What is needed —
Every entry below must appear again, exactly as written.

───── Input rows

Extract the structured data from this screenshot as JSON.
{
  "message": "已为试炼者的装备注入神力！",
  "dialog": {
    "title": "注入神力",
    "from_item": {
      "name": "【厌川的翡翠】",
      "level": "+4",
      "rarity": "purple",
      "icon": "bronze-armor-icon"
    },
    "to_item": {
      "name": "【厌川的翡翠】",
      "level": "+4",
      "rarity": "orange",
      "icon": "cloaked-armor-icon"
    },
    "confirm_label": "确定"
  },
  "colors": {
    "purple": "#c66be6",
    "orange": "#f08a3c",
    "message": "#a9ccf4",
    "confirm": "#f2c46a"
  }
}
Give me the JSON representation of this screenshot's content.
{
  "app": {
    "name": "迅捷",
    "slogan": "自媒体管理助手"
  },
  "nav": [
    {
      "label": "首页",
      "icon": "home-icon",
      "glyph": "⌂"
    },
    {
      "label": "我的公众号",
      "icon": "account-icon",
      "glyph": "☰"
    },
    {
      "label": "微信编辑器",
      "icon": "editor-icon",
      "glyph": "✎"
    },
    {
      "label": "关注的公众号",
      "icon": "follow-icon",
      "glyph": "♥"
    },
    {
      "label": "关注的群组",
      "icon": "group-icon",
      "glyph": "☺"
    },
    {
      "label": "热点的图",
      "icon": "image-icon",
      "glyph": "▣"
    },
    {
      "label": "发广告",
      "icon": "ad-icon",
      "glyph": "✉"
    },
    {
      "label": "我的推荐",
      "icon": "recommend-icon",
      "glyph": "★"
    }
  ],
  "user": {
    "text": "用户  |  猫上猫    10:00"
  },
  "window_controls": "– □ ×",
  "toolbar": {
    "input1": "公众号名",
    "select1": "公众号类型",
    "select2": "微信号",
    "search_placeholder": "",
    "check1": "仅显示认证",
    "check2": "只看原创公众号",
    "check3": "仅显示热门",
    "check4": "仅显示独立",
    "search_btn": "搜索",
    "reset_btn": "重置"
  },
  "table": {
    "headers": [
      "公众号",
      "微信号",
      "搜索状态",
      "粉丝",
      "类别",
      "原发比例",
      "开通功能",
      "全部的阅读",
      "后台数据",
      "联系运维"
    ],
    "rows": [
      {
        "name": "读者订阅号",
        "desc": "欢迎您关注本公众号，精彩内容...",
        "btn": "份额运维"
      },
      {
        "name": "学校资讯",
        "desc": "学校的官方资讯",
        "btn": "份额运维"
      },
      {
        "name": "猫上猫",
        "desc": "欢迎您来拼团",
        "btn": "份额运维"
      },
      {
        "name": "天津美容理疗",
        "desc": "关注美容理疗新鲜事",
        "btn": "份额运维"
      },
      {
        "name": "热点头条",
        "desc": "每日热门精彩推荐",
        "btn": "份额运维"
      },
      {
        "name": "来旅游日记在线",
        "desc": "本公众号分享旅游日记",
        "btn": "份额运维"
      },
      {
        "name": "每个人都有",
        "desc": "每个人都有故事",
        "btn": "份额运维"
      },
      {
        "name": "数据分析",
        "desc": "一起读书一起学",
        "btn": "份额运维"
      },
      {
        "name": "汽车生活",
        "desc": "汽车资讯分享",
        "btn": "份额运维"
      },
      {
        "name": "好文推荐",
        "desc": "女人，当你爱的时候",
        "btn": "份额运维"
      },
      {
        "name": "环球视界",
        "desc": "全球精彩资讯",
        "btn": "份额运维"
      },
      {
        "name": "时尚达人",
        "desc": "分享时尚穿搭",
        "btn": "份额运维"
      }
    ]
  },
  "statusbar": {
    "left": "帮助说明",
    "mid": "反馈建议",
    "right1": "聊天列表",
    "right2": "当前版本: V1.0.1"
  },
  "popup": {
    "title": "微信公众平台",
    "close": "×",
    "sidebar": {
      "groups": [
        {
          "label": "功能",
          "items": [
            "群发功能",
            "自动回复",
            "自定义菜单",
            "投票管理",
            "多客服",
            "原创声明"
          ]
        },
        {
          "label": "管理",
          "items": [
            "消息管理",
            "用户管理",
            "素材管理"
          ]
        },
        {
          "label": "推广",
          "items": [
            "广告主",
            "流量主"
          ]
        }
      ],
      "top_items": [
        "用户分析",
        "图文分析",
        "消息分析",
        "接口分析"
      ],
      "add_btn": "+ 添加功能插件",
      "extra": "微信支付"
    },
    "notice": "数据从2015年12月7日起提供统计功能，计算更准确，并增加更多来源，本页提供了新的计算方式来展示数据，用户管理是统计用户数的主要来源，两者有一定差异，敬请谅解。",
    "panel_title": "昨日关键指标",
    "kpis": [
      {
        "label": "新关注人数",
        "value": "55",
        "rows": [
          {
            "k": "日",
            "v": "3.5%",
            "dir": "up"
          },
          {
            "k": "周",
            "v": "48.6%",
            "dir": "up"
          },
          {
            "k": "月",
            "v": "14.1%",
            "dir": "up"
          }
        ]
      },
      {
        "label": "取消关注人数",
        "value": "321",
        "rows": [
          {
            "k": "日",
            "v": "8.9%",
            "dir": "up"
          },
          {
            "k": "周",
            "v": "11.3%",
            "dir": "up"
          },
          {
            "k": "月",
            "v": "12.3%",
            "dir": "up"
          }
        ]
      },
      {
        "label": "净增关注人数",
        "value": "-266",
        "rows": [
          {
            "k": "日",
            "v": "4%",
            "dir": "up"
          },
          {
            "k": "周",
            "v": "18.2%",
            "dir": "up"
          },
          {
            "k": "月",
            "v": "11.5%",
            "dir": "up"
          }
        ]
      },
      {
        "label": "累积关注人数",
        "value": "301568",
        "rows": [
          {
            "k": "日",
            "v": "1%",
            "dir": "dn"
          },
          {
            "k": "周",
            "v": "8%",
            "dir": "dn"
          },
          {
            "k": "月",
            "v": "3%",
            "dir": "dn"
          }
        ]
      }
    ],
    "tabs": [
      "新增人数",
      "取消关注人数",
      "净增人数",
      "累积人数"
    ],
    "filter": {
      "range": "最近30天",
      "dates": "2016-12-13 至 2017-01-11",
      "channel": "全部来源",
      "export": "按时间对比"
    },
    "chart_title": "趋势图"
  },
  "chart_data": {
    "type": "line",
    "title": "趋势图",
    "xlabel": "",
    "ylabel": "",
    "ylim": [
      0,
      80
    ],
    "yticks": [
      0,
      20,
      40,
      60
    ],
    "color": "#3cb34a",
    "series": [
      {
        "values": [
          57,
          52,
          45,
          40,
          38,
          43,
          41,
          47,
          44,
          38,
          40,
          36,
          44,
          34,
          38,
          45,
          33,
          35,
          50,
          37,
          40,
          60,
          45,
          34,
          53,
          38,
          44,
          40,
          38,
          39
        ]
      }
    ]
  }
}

──────────

Task response —
Extract the structured data from this screenshot as JSON.
{
  "message": "已为试炼者的装备注入神力！",
  "dialog": {
    "title": "注入神力",
    "from_item": {
      "name": "【厌川的翡翠】",
      "level": "+4",
      "rarity": "purple",
      "icon": "bronze-armor-icon"
    },
    "to_item": {
      "name": "【厌川的翡翠】",
      "level": "+4",
      "rarity": "orange",
      "icon": "cloaked-armor-icon"
    },
    "confirm_label": "确定"
  },
  "colors": {
    "purple": "#c66be6",
    "orange": "#f08a3c",
    "message": "#a9ccf4",
    "confirm": "#f2c46a"
  }
}
Give me the JSON representation of this screenshot's content.
{
  "app": {
    "name": "迅捷",
    "slogan": "自媒体管理助手"
  },
  "nav": [
    {
      "label": "首页",
      "icon": "home-icon",
      "glyph": "⌂"
    },
    {
      "label": "我的公众号",
      "icon": "account-icon",
      "glyph": "☰"
    },
    {
      "label": "微信编辑器",
      "icon": "editor-icon",
      "glyph": "✎"
    },
    {
      "label": "关注的公众号",
      "icon": "follow-icon",
      "glyph": "♥"
    },
    {
      "label": "关注的群组",
      "icon": "group-icon",
      "glyph": "☺"
    },
    {
      "label": "热点的图",
      "icon": "image-icon",
      "glyph": "▣"
    },
    {
      "label": "发广告",
      "icon": "ad-icon",
      "glyph": "✉"
    },
    {
      "label": "我的推荐",
      "icon": "recommend-icon",
      "glyph": "★"
    }
  ],
  "user": {
    "text": "用户  |  猫上猫    10:00"
  },
  "window_controls": "– □ ×",
  "toolbar": {
    "input1": "公众号名",
    "select1": "公众号类型",
    "select2": "微信号",
    "search_placeholder": "",
    "check1": "仅显示认证",
    "check2": "只看原创公众号",
    "check3": "仅显示热门",
    "check4": "仅显示独立",
    "search_btn": "搜索",
    "reset_btn": "重置"
  },
  "table": {
    "headers": [
      "公众号",
      "微信号",
      "搜索状态",
      "粉丝",
      "类别",
      "原发比例",
      "开通功能",
      "全部的阅读",
      "后台数据",
      "联系运维"
    ],
    "rows": [
      {
        "name": "读者订阅号",
        "desc": "欢迎您关注本公众号，精彩内容...",
        "btn": "份额运维"
      },
      {
        "name": "学校资讯",
        "desc": "学校的官方资讯",
        "btn": "份额运维"
      },
      {
        "name": "猫上猫",
        "desc": "欢迎您来拼团",
        "btn": "份额运维"
      },
      {
        "name": "天津美容理疗",
        "desc": "关注美容理疗新鲜事",
        "btn": "份额运维"
      },
      {
        "name": "热点头条",
        "desc": "每日热门精彩推荐",
        "btn": "份额运维"
      },
      {
        "name": "来旅游日记在线",
        "desc": "本公众号分享旅游日记",
        "btn": "份额运维"
      },
      {
        "name": "每个人都有",
        "desc": "每个人都有故事",
        "btn": "份额运维"
      },
      {
        "name": "数据分析",
        "desc": "一起读书一起学",
        "btn": "份额运维"
      },
      {
        "name": "汽车生活",
        "desc": "汽车资讯分享",
        "btn": "份额运维"
      },
      {
        "name": "好文推荐",
        "desc": "女人，当你爱的时候",
        "btn": "份额运维"
      },
      {
        "name": "环球视界",
        "desc": "全球精彩资讯",
        "btn": "份额运维"
      },
      {
        "name": "时尚达人",
        "desc": "分享时尚穿搭",
        "btn": "份额运维"
      }
    ]
  },
  "statusbar": {
    "left": "帮助说明",
    "mid": "反馈建议",
    "right1": "聊天列表",
    "right2": "当前版本: V1.0.1"
  },
  "popup": {
    "title": "微信公众平台",
    "close": "×",
    "sidebar": {
      "groups": [
        {
          "label": "功能",
          "items": [
            "群发功能",
            "自动回复",
            "自定义菜单",
            "投票管理",
            "多客服",
            "原创声明"
          ]
        },
        {
          "label": "管理",
          "items": [
            "消息管理",
            "用户管理",
            "素材管理"
          ]
        },
        {
          "label": "推广",
          "items": [
            "广告主",
            "流量主"
          ]
        }
      ],
      "top_items": [
        "用户分析",
        "图文分析",
        "消息分析",
        "接口分析"
      ],
      "add_btn": "+ 添加功能插件",
      "extra": "微信支付"
    },
    "notice": "数据从2015年12月7日起提供统计功能，计算更准确，并增加更多来源，本页提供了新的计算方式来展示数据，用户管理是统计用户数的主要来源，两者有一定差异，敬请谅解。",
    "panel_title": "昨日关键指标",
    "kpis": [
      {
        "label": "新关注人数",
        "value": "55",
        "rows": [
          {
            "k": "日",
            "v": "3.5%",
            "dir": "up"
          },
          {
            "k": "周",
            "v": "48.6%",
            "dir": "up"
          },
          {
            "k": "月",
            "v": "14.1%",
            "dir": "up"
          }
        ]
      },
      {
        "label": "取消关注人数",
        "value": "321",
        "rows": [
          {
            "k": "日",
            "v": "8.9%",
            "dir": "up"
          },
          {
            "k": "周",
            "v": "11.3%",
            "dir": "up"
          },
          {
            "k": "月",
            "v": "12.3%",
            "dir": "up"
          }
        ]
      },
      {
        "label": "净增关注人数",
        "value": "-266",
        "rows": [
          {
            "k": "日",
            "v": "4%",
            "dir": "up"
          },
          {
            "k": "周",
            "v": "18.2%",
            "dir": "up"
          },
          {
            "k": "月",
            "v": "11.5%",
            "dir": "up"
          }
        ]
      },
      {
        "label": "累积关注人数",
        "value": "301568",
        "rows": [
          {
            "k": "日",
            "v": "1%",
            "dir": "dn"
          },
          {
            "k": "周",
            "v": "8%",
            "dir": "dn"
          },
          {
            "k": "月",
            "v": "3%",
            "dir": "dn"
          }
        ]
      }
    ],
    "tabs": [
      "新增人数",
      "取消关注人数",
      "净增人数",
      "累积人数"
    ],
    "filter": {
      "range": "最近30天",
      "dates": "2016-12-13 至 2017-01-11",
      "channel": "全部来源",
      "export": "按时间对比"
    },
    "chart_title": "趋势图"
  },
  "chart_data": {
    "type": "line",
    "title": "趋势图",
    "xlabel": "",
    "ylabel": "",
    "ylim": [
      0,
      80
    ],
    "yticks": [
      0,
      20,
      40,
      60
    ],
    "color": "#3cb34a",
    "series": [
      {
        "values": [
          57,
          52,
          45,
          40,
          38,
          43,
          41,
          47,
          44,
          38,
          40,
          36,
          44,
          34,
          38,
          45,
          33,
          35,
          50,
          37,
          40,
          60,
          45,
          34,
          53,
          38,
          44,
          40,
          38,
          39
        ]
      }
    ]
  }
}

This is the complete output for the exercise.